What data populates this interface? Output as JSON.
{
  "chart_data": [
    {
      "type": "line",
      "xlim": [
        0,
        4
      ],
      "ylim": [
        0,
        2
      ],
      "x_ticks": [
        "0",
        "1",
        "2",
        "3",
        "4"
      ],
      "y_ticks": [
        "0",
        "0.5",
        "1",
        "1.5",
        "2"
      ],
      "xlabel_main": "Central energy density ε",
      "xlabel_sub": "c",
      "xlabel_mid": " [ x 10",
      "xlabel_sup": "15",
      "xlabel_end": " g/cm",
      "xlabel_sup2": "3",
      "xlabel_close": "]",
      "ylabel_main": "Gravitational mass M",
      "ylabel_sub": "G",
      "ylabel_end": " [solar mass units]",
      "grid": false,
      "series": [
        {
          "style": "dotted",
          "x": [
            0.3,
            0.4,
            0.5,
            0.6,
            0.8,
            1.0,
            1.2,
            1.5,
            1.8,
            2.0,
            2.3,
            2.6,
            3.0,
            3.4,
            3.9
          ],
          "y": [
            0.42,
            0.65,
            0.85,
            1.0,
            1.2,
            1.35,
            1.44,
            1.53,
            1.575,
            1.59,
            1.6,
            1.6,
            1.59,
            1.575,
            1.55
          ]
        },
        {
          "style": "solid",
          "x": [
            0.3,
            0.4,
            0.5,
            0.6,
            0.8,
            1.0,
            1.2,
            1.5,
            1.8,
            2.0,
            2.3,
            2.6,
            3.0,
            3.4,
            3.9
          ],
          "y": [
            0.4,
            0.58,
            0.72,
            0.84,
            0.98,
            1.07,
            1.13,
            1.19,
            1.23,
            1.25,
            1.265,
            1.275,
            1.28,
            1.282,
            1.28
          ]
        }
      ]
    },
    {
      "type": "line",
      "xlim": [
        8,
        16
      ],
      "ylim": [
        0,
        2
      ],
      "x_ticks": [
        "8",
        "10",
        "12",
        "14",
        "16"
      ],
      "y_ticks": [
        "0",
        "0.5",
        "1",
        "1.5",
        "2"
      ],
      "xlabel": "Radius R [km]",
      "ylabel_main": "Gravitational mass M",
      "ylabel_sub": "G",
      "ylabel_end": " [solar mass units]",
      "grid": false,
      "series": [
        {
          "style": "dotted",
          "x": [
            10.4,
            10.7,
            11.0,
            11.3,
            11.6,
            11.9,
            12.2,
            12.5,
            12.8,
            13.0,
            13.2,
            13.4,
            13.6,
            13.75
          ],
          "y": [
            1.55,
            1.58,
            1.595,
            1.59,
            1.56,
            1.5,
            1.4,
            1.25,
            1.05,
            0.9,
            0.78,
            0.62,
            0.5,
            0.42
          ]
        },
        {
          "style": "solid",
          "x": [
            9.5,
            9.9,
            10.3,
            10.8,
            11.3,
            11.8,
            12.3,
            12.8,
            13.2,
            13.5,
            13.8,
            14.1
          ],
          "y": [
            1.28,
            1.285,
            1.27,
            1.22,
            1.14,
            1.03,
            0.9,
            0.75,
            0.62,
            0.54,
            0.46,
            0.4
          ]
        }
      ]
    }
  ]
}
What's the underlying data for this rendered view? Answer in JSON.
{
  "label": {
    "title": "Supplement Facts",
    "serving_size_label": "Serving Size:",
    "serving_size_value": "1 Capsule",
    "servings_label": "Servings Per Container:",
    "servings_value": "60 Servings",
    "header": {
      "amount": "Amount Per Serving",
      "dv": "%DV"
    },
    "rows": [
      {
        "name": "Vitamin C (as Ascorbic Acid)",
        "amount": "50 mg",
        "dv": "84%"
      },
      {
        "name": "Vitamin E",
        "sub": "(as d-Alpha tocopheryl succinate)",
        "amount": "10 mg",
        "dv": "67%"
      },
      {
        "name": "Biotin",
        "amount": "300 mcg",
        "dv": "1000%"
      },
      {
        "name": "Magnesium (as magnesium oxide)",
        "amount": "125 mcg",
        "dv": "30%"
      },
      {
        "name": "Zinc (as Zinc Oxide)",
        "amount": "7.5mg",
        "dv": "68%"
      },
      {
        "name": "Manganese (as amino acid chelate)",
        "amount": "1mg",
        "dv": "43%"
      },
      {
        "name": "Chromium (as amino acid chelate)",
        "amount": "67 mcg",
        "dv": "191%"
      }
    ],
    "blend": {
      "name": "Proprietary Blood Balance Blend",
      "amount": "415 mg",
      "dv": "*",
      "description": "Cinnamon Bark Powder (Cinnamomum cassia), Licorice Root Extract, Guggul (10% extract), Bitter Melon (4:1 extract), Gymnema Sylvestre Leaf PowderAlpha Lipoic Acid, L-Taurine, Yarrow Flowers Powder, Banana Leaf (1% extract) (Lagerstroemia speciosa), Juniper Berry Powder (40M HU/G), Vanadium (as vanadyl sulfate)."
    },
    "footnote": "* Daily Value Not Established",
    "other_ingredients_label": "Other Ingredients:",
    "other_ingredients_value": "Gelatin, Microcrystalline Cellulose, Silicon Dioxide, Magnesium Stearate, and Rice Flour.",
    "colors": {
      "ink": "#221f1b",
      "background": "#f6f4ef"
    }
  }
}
──────
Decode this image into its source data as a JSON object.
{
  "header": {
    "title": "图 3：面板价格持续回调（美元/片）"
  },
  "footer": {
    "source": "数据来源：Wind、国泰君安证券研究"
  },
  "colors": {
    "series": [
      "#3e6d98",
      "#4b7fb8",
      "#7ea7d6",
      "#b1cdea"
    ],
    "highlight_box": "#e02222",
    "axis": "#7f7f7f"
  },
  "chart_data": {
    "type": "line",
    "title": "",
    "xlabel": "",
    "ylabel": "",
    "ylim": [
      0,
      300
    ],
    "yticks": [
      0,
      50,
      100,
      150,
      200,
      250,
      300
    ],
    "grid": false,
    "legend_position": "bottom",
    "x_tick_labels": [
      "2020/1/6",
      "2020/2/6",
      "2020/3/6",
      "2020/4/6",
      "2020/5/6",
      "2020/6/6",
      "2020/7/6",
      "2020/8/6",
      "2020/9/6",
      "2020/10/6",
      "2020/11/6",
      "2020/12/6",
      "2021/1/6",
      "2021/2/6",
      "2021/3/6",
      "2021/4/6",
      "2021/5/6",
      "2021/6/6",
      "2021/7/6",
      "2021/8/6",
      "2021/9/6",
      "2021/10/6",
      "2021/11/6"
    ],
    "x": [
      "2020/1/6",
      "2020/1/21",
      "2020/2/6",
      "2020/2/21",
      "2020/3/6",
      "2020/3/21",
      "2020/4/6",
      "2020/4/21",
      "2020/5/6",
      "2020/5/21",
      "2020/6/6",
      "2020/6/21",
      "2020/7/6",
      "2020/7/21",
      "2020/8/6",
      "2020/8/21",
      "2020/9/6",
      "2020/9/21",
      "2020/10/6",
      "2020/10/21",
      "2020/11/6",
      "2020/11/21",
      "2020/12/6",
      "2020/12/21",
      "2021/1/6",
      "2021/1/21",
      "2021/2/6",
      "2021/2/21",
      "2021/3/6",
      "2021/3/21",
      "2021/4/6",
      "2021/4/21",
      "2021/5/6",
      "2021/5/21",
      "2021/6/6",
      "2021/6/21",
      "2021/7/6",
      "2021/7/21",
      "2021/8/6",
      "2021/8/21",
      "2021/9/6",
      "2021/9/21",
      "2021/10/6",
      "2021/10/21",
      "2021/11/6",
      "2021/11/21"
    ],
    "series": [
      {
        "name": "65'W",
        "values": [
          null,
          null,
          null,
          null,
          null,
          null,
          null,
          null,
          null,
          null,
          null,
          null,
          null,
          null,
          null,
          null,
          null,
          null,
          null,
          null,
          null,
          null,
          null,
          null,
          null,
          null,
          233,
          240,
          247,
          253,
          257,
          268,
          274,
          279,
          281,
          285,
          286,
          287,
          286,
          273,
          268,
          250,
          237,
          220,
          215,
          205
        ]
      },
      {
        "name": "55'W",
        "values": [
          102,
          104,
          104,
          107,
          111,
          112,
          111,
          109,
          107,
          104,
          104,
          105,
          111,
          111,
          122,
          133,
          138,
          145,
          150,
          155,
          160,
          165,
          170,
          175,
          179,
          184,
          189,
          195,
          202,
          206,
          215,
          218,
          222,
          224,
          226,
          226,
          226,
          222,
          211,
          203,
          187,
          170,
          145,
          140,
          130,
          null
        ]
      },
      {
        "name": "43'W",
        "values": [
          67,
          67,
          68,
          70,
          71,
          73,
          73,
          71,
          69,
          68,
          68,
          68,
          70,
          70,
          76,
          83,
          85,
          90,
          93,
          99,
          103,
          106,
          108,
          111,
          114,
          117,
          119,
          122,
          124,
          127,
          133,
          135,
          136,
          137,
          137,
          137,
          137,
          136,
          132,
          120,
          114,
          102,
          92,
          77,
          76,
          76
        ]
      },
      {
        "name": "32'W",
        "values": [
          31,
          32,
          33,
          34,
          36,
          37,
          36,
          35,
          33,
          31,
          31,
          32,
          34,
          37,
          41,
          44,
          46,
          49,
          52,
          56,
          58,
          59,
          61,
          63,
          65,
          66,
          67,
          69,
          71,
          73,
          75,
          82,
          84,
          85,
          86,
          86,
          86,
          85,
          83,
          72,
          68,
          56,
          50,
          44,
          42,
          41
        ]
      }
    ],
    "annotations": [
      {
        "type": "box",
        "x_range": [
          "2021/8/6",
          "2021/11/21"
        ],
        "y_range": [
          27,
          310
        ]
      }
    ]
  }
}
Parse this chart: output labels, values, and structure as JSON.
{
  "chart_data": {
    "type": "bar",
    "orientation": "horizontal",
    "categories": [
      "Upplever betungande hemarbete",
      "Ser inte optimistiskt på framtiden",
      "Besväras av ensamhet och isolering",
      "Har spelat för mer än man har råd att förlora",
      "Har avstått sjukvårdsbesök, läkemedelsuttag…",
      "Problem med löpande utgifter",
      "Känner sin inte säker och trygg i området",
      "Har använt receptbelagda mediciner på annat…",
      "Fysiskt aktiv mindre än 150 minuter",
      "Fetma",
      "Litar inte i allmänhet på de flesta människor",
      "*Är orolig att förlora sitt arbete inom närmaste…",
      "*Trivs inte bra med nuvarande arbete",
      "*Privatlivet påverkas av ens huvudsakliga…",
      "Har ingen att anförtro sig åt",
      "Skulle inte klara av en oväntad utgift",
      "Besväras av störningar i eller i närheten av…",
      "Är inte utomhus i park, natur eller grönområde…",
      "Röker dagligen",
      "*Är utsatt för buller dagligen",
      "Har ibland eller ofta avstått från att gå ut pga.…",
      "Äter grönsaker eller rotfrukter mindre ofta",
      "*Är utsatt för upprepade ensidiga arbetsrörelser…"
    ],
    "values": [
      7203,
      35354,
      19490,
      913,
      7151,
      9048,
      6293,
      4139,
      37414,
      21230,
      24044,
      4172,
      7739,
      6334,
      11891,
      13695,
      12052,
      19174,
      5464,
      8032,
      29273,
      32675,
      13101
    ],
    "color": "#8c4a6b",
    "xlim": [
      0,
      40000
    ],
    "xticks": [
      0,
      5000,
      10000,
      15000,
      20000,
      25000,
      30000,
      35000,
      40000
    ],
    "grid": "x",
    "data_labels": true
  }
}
──────
#### EXERCISE DESCRIPTION
Only a number is wanted: how many lines of the material include the word "avstått".

#### ANSWER IN FULL
2